Aim:
Give back all the data exactly, line by line.

Dataset entries:

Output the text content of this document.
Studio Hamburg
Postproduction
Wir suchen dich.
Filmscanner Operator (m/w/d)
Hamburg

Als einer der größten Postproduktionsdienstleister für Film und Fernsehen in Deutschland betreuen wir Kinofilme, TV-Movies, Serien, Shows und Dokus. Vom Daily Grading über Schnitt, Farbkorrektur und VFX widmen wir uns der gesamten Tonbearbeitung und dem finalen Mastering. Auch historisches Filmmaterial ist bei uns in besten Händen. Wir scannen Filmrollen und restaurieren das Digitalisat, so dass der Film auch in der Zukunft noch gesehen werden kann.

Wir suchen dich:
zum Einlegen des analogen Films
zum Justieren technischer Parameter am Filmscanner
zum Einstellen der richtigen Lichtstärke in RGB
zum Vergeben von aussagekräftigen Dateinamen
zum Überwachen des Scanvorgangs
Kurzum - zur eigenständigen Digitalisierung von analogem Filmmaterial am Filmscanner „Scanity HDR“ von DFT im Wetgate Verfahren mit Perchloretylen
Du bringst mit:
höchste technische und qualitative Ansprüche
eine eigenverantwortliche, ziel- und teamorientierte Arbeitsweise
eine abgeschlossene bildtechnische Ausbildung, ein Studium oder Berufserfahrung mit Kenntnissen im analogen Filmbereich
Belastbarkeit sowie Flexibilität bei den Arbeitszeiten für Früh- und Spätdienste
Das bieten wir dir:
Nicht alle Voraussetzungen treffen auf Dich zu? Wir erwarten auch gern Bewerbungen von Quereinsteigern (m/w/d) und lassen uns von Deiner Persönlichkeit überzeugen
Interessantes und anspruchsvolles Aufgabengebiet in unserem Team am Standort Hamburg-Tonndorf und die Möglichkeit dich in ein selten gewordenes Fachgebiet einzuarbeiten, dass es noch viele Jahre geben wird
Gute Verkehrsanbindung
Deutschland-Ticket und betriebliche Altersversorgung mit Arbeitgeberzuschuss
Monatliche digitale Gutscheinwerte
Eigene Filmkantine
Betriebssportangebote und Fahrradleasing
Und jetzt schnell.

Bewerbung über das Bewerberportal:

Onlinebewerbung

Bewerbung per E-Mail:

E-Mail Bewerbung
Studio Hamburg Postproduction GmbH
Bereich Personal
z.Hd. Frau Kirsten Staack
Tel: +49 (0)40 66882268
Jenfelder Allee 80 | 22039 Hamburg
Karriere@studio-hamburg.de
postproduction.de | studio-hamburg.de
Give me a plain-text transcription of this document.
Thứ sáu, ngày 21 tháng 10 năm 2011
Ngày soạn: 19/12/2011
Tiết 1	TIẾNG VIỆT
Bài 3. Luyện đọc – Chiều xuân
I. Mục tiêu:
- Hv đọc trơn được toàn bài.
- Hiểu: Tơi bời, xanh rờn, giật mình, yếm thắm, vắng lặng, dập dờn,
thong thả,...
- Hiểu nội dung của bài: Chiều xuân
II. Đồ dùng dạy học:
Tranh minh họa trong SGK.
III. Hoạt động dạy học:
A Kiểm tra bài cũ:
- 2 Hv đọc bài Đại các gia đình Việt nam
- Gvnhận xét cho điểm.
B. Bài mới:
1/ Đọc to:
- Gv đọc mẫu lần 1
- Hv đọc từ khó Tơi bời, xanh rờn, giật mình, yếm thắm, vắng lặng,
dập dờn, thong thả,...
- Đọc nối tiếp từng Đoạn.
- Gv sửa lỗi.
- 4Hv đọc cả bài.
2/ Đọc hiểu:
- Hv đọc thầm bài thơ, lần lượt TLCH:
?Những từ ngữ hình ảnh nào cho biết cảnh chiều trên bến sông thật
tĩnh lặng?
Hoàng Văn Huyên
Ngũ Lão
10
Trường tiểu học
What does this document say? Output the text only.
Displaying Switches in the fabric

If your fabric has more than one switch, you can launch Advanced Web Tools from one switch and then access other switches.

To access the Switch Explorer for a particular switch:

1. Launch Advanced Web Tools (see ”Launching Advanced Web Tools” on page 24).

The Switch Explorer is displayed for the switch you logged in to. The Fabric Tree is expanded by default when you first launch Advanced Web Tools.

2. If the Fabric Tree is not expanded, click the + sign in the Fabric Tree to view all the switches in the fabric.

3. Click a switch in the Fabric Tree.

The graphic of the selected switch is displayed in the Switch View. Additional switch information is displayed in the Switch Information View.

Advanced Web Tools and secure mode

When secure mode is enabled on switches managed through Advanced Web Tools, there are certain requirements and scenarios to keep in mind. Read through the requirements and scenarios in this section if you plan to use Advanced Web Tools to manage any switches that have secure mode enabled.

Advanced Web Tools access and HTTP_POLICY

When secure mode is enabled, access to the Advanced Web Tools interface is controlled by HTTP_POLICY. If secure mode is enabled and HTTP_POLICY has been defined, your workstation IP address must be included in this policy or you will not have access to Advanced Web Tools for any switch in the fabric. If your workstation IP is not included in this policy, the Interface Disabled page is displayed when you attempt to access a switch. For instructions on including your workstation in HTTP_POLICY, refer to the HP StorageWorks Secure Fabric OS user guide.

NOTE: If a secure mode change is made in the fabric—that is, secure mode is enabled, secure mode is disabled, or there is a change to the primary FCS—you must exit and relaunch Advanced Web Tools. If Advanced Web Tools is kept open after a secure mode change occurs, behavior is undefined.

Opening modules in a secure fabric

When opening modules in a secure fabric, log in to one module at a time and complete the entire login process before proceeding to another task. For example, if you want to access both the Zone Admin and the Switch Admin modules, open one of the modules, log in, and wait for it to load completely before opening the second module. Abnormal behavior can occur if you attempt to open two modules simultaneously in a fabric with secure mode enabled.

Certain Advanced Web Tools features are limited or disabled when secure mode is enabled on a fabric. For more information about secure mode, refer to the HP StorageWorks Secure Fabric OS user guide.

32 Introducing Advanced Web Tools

Written reply:
Output the text content of this document.
Studio Hamburg
Postproduction
Wir suchen dich.
Filmscanner Operator (m/w/d)
Hamburg

Als einer der größten Postproduktionsdienstleister für Film und Fernsehen in Deutschland betreuen wir Kinofilme, TV-Movies, Serien, Shows und Dokus. Vom Daily Grading über Schnitt, Farbkorrektur und VFX widmen wir uns der gesamten Tonbearbeitung und dem finalen Mastering. Auch historisches Filmmaterial ist bei uns in besten Händen. Wir scannen Filmrollen und restaurieren das Digitalisat, so dass der Film auch in der Zukunft noch gesehen werden kann.

Wir suchen dich:
zum Einlegen des analogen Films
zum Justieren technischer Parameter am Filmscanner
zum Einstellen der richtigen Lichtstärke in RGB
zum Vergeben von aussagekräftigen Dateinamen
zum Überwachen des Scanvorgangs
Kurzum - zur eigenständigen Digitalisierung von analogem Filmmaterial am Filmscanner „Scanity HDR“ von DFT im Wetgate Verfahren mit Perchloretylen
Du bringst mit:
höchste technische und qualitative Ansprüche
eine eigenverantwortliche, ziel- und teamorientierte Arbeitsweise
eine abgeschlossene bildtechnische Ausbildung, ein Studium oder Berufserfahrung mit Kenntnissen im analogen Filmbereich
Belastbarkeit sowie Flexibilität bei den Arbeitszeiten für Früh- und Spätdienste
Das bieten wir dir:
Nicht alle Voraussetzungen treffen auf Dich zu? Wir erwarten auch gern Bewerbungen von Quereinsteigern (m/w/d) und lassen uns von Deiner Persönlichkeit überzeugen
Interessantes und anspruchsvolles Aufgabengebiet in unserem Team am Standort Hamburg-Tonndorf und die Möglichkeit dich in ein selten gewordenes Fachgebiet einzuarbeiten, dass es noch viele Jahre geben wird
Gute Verkehrsanbindung
Deutschland-Ticket und betriebliche Altersversorgung mit Arbeitgeberzuschuss
Monatliche digitale Gutscheinwerte
Eigene Filmkantine
Betriebssportangebote und Fahrradleasing
Und jetzt schnell.

Bewerbung über das Bewerberportal:

Onlinebewerbung

Bewerbung per E-Mail:

E-Mail Bewerbung
Studio Hamburg Postproduction GmbH
Bereich Personal
z.Hd. Frau Kirsten Staack
Tel: +49 (0)40 66882268
Jenfelder Allee 80 | 22039 Hamburg
Karriere@studio-hamburg.de
postproduction.de | studio-hamburg.de
Give me a plain-text transcription of this document.
Thứ sáu, ngày 21 tháng 10 năm 2011
Ngày soạn: 19/12/2011
Tiết 1	TIẾNG VIỆT
Bài 3. Luyện đọc – Chiều xuân
I. Mục tiêu:
- Hv đọc trơn được toàn bài.
- Hiểu: Tơi bời, xanh rờn, giật mình, yếm thắm, vắng lặng, dập dờn,
thong thả,...
- Hiểu nội dung của bài: Chiều xuân
II. Đồ dùng dạy học:
Tranh minh họa trong SGK.
III. Hoạt động dạy học:
A Kiểm tra bài cũ:
- 2 Hv đọc bài Đại các gia đình Việt nam
- Gvnhận xét cho điểm.
B. Bài mới:
1/ Đọc to:
- Gv đọc mẫu lần 1
- Hv đọc từ khó Tơi bời, xanh rờn, giật mình, yếm thắm, vắng lặng,
dập dờn, thong thả,...
- Đọc nối tiếp từng Đoạn.
- Gv sửa lỗi.
- 4Hv đọc cả bài.
2/ Đọc hiểu:
- Hv đọc thầm bài thơ, lần lượt TLCH:
?Những từ ngữ hình ảnh nào cho biết cảnh chiều trên bến sông thật
tĩnh lặng?
Hoàng Văn Huyên
Ngũ Lão
10
Trường tiểu học
What does this document say? Output the text only.
Displaying Switches in the fabric

If your fabric has more than one switch, you can launch Advanced Web Tools from one switch and then access other switches.

To access the Switch Explorer for a particular switch:

1. Launch Advanced Web Tools (see ”Launching Advanced Web Tools” on page 24).

The Switch Explorer is displayed for the switch you logged in to. The Fabric Tree is expanded by default when you first launch Advanced Web Tools.

2. If the Fabric Tree is not expanded, click the + sign in the Fabric Tree to view all the switches in the fabric.

3. Click a switch in the Fabric Tree.

The graphic of the selected switch is displayed in the Switch View. Additional switch information is displayed in the Switch Information View.

Advanced Web Tools and secure mode

When secure mode is enabled on switches managed through Advanced Web Tools, there are certain requirements and scenarios to keep in mind. Read through the requirements and scenarios in this section if you plan to use Advanced Web Tools to manage any switches that have secure mode enabled.

Advanced Web Tools access and HTTP_POLICY

When secure mode is enabled, access to the Advanced Web Tools interface is controlled by HTTP_POLICY. If secure mode is enabled and HTTP_POLICY has been defined, your workstation IP address must be included in this policy or you will not have access to Advanced Web Tools for any switch in the fabric. If your workstation IP is not included in this policy, the Interface Disabled page is displayed when you attempt to access a switch. For instructions on including your workstation in HTTP_POLICY, refer to the HP StorageWorks Secure Fabric OS user guide.

NOTE: If a secure mode change is made in the fabric—that is, secure mode is enabled, secure mode is disabled, or there is a change to the primary FCS—you must exit and relaunch Advanced Web Tools. If Advanced Web Tools is kept open after a secure mode change occurs, behavior is undefined.

Opening modules in a secure fabric

When opening modules in a secure fabric, log in to one module at a time and complete the entire login process before proceeding to another task. For example, if you want to access both the Zone Admin and the Switch Admin modules, open one of the modules, log in, and wait for it to load completely before opening the second module. Abnormal behavior can occur if you attempt to open two modules simultaneously in a fabric with secure mode enabled.

Certain Advanced Web Tools features are limited or disabled when secure mode is enabled on a fabric. For more information about secure mode, refer to the HP StorageWorks Secure Fabric OS user guide.

32 Introducing Advanced Web Tools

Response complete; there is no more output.